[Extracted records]
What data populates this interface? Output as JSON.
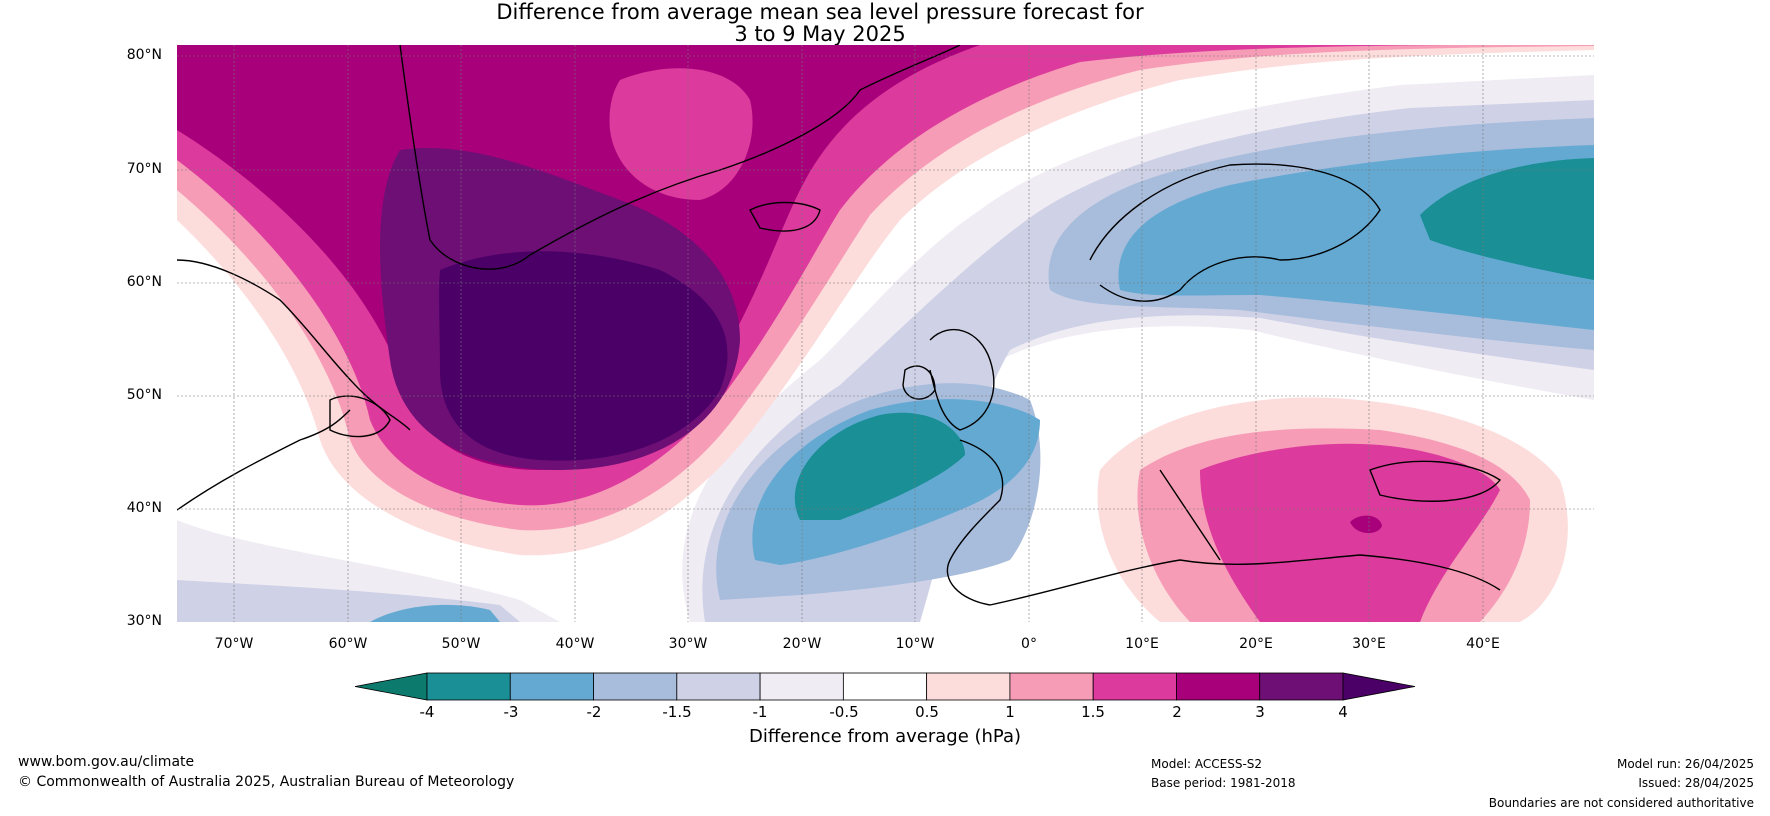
{
  "title": {
    "line1": "Difference from average mean sea level pressure forecast for",
    "line2": "3 to 9 May 2025"
  },
  "map": {
    "lat_labels": [
      "80°N",
      "70°N",
      "60°N",
      "50°N",
      "40°N",
      "30°N"
    ],
    "lon_labels": [
      "70°W",
      "60°W",
      "50°W",
      "40°W",
      "30°W",
      "20°W",
      "10°W",
      "0°",
      "10°E",
      "20°E",
      "30°E",
      "40°E"
    ],
    "anomaly_fields": [
      {
        "region": "Greenland / North Atlantic",
        "level_hpa": ">4",
        "color": "#4a0066"
      },
      {
        "region": "Greenland / North Atlantic",
        "level_hpa": "3 to 4",
        "color": "#6d0f75"
      },
      {
        "region": "Greenland / North Atlantic",
        "level_hpa": "2 to 3",
        "color": "#a8007a"
      },
      {
        "region": "West of Iberia",
        "level_hpa": "-3 to -4",
        "color": "#1a8f96"
      },
      {
        "region": "Scandinavia / NW Russia",
        "level_hpa": "-2 to -3",
        "color": "#64a9d2"
      },
      {
        "region": "Eastern Mediterranean",
        "level_hpa": "1.5 to 2",
        "color": "#dc3a9c"
      }
    ]
  },
  "colorbar": {
    "label": "Difference from average (hPa)",
    "ticks": [
      "-4",
      "-3",
      "-2",
      "-1.5",
      "-1",
      "-0.5",
      "0.5",
      "1",
      "1.5",
      "2",
      "3",
      "4"
    ],
    "colors": [
      "#0d7a6e",
      "#1a8f96",
      "#64a9d2",
      "#a8bcdc",
      "#cfd2e6",
      "#f0ecf4",
      "#ffffff",
      "#fddcdc",
      "#f79cb6",
      "#dc3a9c",
      "#a8007a",
      "#6d0f75",
      "#4a0066"
    ]
  },
  "footer": {
    "website": "www.bom.gov.au/climate",
    "copyright": "© Commonwealth of Australia 2025, Australian Bureau of Meteorology",
    "model": "Model: ACCESS-S2",
    "base_period": "Base period: 1981-2018",
    "model_run": "Model run: 26/04/2025",
    "issued": "Issued: 28/04/2025",
    "disclaimer": "Boundaries are not considered authoritative"
  }
}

#### Problem to solve
Write out the entries again, exactly as given, skipping any images.

#### Solution to the problem
What data populates this interface? Output as JSON.
{
  "title": {
    "line1": "Difference from average mean sea level pressure forecast for",
    "line2": "3 to 9 May 2025"
  },
  "map": {
    "lat_labels": [
      "80°N",
      "70°N",
      "60°N",
      "50°N",
      "40°N",
      "30°N"
    ],
    "lon_labels": [
      "70°W",
      "60°W",
      "50°W",
      "40°W",
      "30°W",
      "20°W",
      "10°W",
      "0°",
      "10°E",
      "20°E",
      "30°E",
      "40°E"
    ],
    "anomaly_fields": [
      {
        "region": "Greenland / North Atlantic",
        "level_hpa": ">4",
        "color": "#4a0066"
      },
      {
        "region": "Greenland / North Atlantic",
        "level_hpa": "3 to 4",
        "color": "#6d0f75"
      },
      {
        "region": "Greenland / North Atlantic",
        "level_hpa": "2 to 3",
        "color": "#a8007a"
      },
      {
        "region": "West of Iberia",
        "level_hpa": "-3 to -4",
        "color": "#1a8f96"
      },
      {
        "region": "Scandinavia / NW Russia",
        "level_hpa": "-2 to -3",
        "color": "#64a9d2"
      },
      {
        "region": "Eastern Mediterranean",
        "level_hpa": "1.5 to 2",
        "color": "#dc3a9c"
      }
    ]
  },
  "colorbar": {
    "label": "Difference from average (hPa)",
    "ticks": [
      "-4",
      "-3",
      "-2",
      "-1.5",
      "-1",
      "-0.5",
      "0.5",
      "1",
      "1.5",
      "2",
      "3",
      "4"
    ],
    "colors": [
      "#0d7a6e",
      "#1a8f96",
      "#64a9d2",
      "#a8bcdc",
      "#cfd2e6",
      "#f0ecf4",
      "#ffffff",
      "#fddcdc",
      "#f79cb6",
      "#dc3a9c",
      "#a8007a",
      "#6d0f75",
      "#4a0066"
    ]
  },
  "footer": {
    "website": "www.bom.gov.au/climate",
    "copyright": "© Commonwealth of Australia 2025, Australian Bureau of Meteorology",
    "model": "Model: ACCESS-S2",
    "base_period": "Base period: 1981-2018",
    "model_run": "Model run: 26/04/2025",
    "issued": "Issued: 28/04/2025",
    "disclaimer": "Boundaries are not considered authoritative"
  }
}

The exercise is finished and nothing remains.